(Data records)

>> start

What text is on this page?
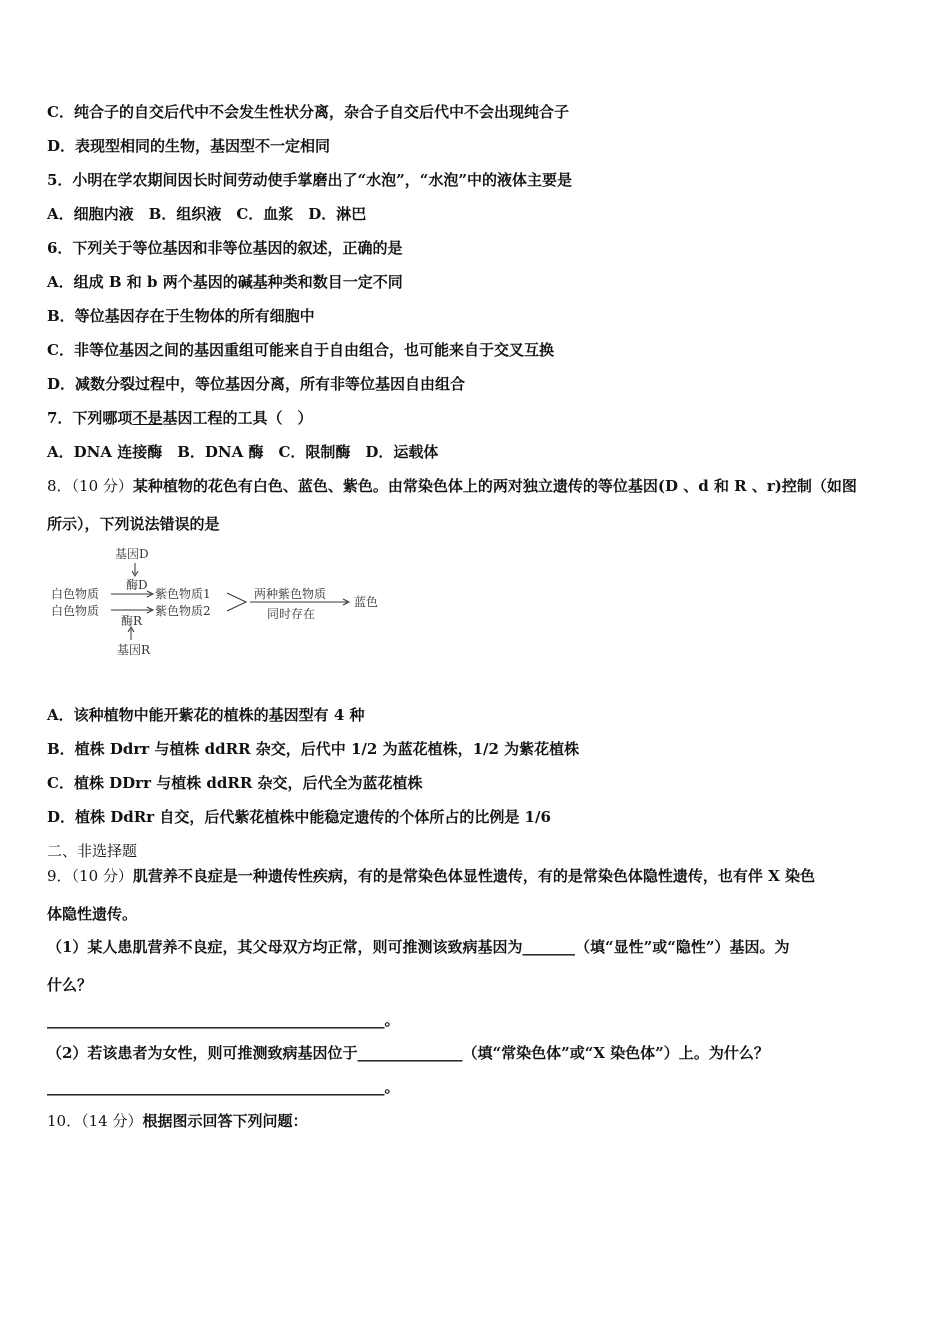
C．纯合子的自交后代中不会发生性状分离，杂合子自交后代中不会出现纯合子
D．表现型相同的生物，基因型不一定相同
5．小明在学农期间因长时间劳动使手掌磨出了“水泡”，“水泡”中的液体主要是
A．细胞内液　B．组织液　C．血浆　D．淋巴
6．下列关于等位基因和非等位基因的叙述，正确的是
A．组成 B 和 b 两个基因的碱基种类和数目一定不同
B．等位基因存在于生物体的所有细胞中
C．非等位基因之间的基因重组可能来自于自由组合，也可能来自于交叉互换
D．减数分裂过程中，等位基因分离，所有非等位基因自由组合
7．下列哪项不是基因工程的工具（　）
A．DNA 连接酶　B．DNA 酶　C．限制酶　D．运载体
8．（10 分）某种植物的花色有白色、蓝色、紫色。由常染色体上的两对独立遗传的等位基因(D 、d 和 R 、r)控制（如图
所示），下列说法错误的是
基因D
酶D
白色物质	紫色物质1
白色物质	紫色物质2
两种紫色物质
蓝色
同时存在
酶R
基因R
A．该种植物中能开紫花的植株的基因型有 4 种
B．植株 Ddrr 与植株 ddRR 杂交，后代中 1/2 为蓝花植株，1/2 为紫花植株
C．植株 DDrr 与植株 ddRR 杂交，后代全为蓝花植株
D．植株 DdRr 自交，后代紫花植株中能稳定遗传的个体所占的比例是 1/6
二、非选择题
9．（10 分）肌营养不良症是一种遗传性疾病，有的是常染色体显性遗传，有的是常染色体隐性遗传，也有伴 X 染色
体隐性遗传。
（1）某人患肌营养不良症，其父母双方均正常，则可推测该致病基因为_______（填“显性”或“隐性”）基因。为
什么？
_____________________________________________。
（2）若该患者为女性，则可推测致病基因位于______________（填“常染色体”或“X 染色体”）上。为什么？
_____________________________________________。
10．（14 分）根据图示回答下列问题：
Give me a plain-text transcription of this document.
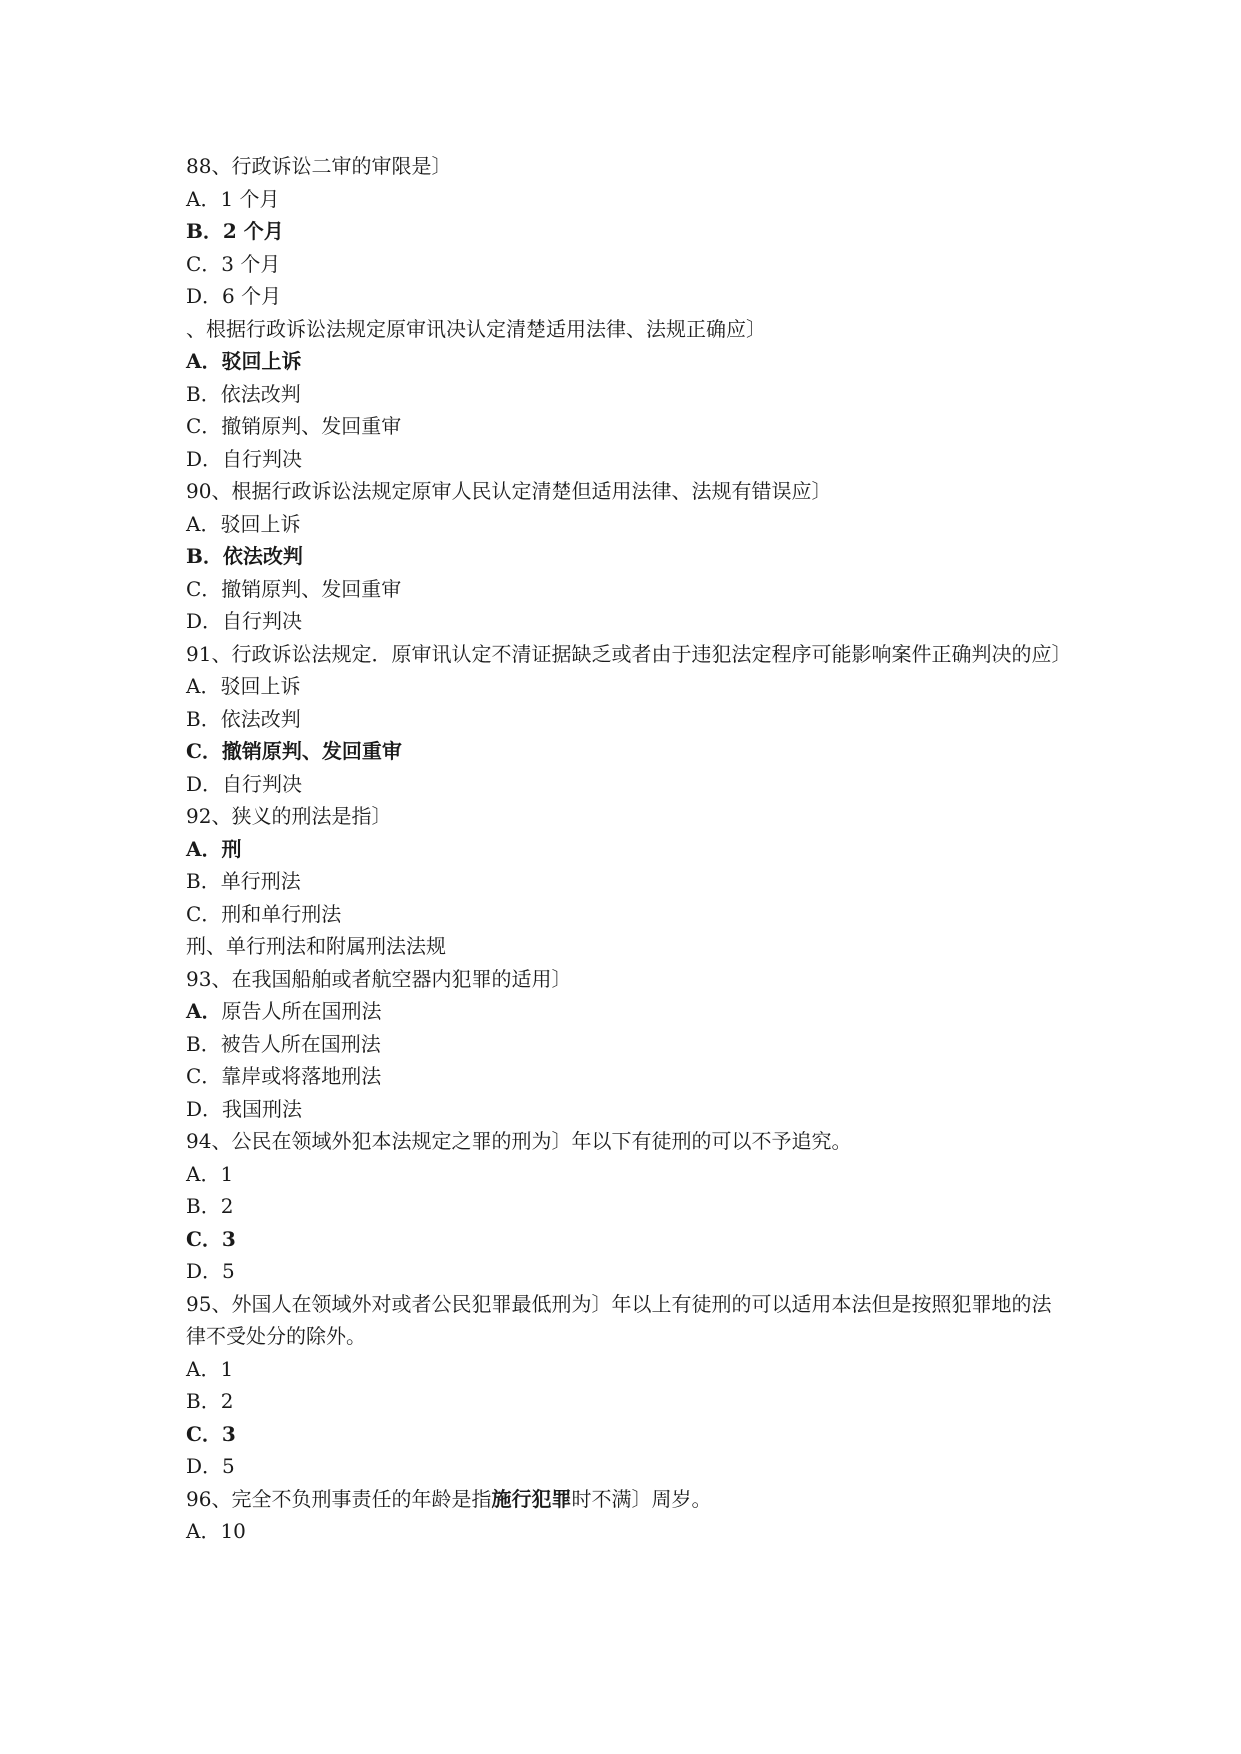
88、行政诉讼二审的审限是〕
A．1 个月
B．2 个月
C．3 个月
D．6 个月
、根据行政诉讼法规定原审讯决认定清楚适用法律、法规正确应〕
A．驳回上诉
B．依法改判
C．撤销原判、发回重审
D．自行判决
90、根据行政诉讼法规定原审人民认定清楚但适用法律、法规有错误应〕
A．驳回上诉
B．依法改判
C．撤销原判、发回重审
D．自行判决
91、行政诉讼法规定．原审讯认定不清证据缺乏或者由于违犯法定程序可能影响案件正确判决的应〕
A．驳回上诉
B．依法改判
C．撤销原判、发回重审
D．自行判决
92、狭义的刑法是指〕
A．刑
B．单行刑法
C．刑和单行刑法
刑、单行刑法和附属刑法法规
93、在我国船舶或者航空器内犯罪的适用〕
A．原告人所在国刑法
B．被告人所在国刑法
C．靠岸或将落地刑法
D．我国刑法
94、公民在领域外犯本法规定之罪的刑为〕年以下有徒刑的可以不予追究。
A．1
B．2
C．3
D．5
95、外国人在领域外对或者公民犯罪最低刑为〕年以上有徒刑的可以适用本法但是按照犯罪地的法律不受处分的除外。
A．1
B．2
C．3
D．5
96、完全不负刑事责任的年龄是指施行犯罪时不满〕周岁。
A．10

>> end

** DESCRIPTION OF THE TASK **
Read through the entries and copy each line in which "text" appears.

** SOLUTION TO THE PROBLEM **
What text is on this page?
Give me a plain-text transcription of this document.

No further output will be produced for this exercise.